-- BEGIN Data rows --

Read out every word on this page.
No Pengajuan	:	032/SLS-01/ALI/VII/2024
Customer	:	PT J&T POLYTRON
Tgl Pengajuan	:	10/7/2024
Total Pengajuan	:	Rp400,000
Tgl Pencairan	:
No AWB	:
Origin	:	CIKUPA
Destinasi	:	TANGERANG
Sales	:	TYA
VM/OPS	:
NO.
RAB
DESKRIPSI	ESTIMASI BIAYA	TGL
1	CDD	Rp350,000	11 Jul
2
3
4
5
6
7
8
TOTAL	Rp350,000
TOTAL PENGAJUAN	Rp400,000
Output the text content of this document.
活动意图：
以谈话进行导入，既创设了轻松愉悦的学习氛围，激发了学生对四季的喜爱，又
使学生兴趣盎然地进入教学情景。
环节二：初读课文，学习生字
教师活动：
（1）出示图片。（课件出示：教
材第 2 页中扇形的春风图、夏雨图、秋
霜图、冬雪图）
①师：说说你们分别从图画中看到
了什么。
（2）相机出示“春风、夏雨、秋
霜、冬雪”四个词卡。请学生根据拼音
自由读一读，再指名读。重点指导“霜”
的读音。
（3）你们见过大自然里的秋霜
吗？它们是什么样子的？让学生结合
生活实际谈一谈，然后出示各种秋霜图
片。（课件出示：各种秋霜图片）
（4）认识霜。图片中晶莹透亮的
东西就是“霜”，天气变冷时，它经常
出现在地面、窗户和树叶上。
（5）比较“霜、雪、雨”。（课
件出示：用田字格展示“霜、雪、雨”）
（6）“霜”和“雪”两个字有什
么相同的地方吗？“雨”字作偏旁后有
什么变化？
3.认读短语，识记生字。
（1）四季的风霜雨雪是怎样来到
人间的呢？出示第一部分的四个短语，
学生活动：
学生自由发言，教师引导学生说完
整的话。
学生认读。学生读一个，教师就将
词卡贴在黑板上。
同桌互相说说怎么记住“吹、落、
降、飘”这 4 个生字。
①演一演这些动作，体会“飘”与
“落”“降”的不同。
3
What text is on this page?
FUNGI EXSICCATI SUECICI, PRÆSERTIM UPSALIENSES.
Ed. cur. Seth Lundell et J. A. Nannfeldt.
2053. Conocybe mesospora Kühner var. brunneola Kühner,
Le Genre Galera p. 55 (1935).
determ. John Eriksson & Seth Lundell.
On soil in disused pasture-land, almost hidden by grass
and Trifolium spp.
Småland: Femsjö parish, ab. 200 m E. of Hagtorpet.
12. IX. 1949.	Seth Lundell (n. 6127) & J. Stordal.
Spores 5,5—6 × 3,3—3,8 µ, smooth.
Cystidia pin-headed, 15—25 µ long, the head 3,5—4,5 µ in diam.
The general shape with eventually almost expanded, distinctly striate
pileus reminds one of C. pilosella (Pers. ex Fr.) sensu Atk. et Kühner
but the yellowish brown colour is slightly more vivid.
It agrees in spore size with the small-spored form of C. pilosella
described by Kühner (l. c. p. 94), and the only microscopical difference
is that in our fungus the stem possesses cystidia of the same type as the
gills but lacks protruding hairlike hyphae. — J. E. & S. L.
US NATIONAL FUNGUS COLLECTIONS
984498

-- END Data rows --

#### What is needed
Pull every line containing "this" from the material above.

#### Written reply
Read out every word on this page.
Output the text content of this document.
What text is on this page?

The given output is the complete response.